* [Items listed in a dataset]
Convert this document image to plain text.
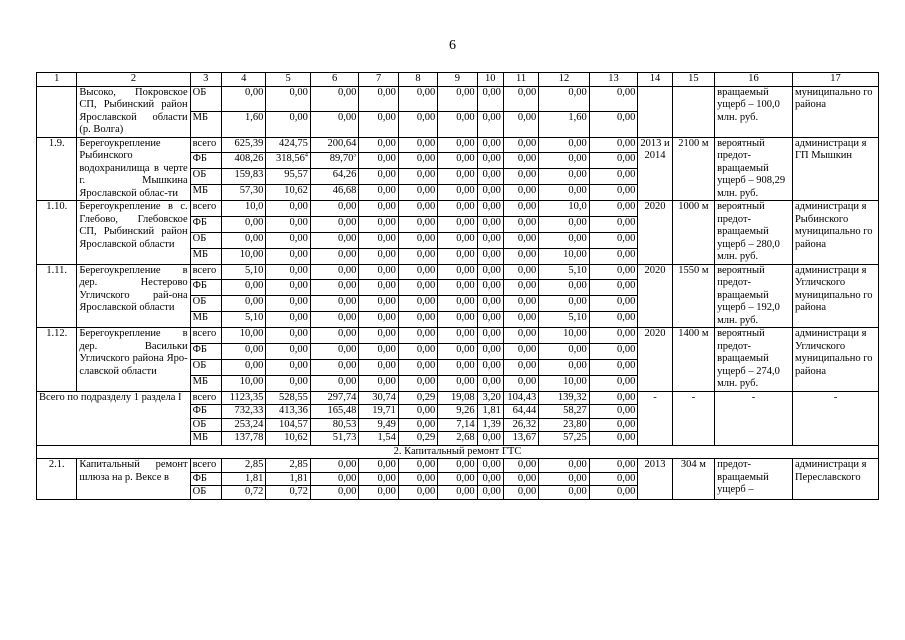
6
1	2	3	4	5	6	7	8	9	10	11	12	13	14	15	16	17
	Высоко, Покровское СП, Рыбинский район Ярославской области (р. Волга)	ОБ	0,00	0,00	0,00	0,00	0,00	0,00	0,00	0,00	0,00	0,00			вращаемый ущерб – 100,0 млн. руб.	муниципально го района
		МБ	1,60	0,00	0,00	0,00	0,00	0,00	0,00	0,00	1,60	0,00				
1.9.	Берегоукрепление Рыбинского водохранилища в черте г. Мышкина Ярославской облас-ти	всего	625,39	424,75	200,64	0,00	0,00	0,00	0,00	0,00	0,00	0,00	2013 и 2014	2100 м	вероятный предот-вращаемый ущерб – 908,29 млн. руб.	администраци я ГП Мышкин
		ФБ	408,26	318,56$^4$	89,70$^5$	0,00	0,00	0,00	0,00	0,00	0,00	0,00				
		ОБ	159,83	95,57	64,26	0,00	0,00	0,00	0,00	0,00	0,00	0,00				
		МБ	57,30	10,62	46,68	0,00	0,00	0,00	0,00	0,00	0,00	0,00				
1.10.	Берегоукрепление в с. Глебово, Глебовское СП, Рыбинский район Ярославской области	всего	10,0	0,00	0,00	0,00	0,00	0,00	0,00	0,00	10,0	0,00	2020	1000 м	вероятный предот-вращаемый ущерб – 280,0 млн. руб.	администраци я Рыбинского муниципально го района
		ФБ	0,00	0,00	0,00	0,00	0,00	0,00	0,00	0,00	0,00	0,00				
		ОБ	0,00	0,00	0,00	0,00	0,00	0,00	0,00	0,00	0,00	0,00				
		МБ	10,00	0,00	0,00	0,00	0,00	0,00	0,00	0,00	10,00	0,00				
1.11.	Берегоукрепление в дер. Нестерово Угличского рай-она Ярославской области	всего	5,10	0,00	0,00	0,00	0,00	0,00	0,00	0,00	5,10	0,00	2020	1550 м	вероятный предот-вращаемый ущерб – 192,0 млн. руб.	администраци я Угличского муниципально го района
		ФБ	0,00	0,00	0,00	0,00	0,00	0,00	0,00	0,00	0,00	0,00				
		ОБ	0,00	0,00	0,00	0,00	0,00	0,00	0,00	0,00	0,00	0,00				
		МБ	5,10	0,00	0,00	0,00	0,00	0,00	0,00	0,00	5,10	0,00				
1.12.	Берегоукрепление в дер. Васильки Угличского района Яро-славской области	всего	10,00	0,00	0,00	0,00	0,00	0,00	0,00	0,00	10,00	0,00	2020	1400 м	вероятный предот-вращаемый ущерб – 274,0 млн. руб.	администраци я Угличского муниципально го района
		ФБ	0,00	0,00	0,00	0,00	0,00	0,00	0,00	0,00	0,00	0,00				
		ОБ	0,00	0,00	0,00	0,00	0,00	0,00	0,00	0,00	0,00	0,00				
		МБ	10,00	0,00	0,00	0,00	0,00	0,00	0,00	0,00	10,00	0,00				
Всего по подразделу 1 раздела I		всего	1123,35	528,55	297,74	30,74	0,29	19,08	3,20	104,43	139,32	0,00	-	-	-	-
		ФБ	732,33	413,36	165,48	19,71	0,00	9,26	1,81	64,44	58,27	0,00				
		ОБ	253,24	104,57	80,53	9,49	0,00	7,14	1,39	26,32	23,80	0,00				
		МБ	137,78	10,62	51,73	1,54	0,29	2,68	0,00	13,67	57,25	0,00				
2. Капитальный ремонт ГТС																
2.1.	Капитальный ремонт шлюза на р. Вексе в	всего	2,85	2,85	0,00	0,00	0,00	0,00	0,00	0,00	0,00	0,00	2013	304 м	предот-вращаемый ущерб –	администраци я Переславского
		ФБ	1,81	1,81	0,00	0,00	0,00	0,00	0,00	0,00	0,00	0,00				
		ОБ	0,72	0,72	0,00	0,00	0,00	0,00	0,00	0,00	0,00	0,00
--
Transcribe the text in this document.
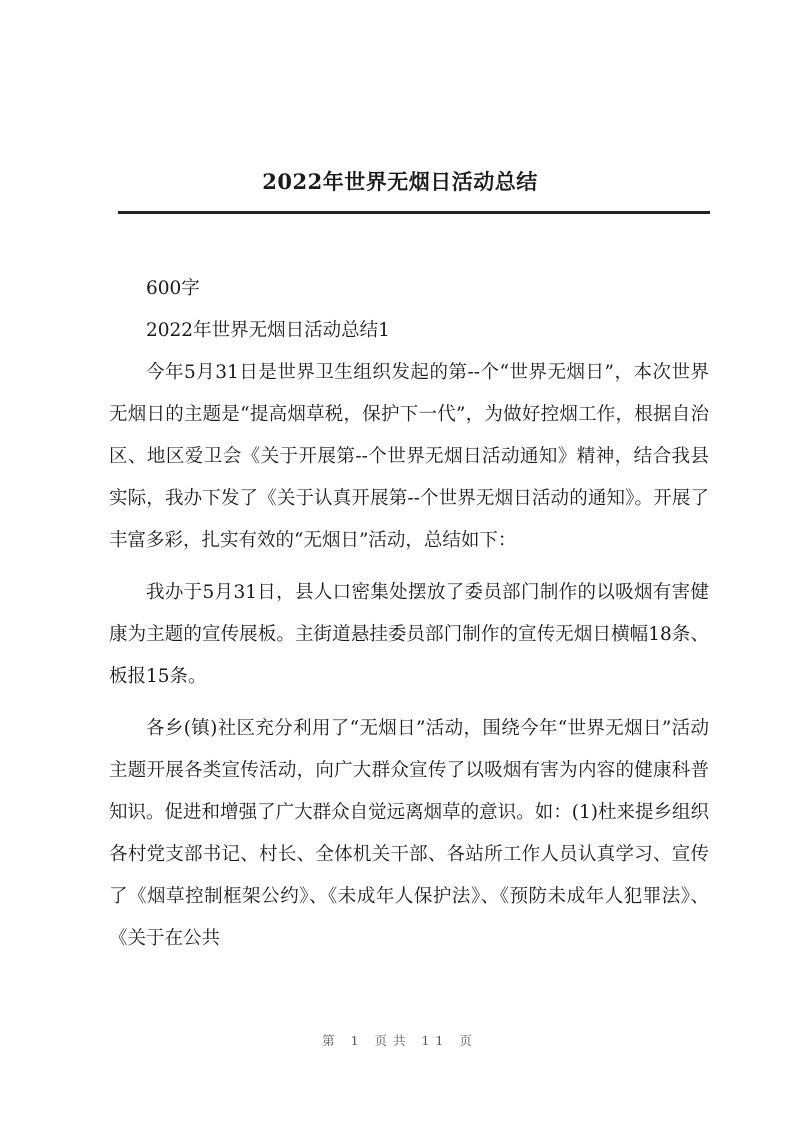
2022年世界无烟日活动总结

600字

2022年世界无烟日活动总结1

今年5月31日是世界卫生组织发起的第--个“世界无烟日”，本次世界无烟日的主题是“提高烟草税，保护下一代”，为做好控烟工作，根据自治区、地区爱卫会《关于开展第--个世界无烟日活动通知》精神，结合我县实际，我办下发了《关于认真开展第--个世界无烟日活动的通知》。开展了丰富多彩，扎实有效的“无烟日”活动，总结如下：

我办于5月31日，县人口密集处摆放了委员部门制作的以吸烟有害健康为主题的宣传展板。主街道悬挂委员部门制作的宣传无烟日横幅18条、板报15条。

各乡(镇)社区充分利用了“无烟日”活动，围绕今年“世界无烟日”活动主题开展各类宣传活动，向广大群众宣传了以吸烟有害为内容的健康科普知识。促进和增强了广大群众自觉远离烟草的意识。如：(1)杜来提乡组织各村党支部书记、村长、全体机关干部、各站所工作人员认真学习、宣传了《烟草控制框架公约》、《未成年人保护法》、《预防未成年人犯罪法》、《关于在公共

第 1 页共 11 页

* [Written exercise] From the records given above, copy all lines containing "this".

* [The reply]
Convert this document image to plain text.
Transcribe the text in this document.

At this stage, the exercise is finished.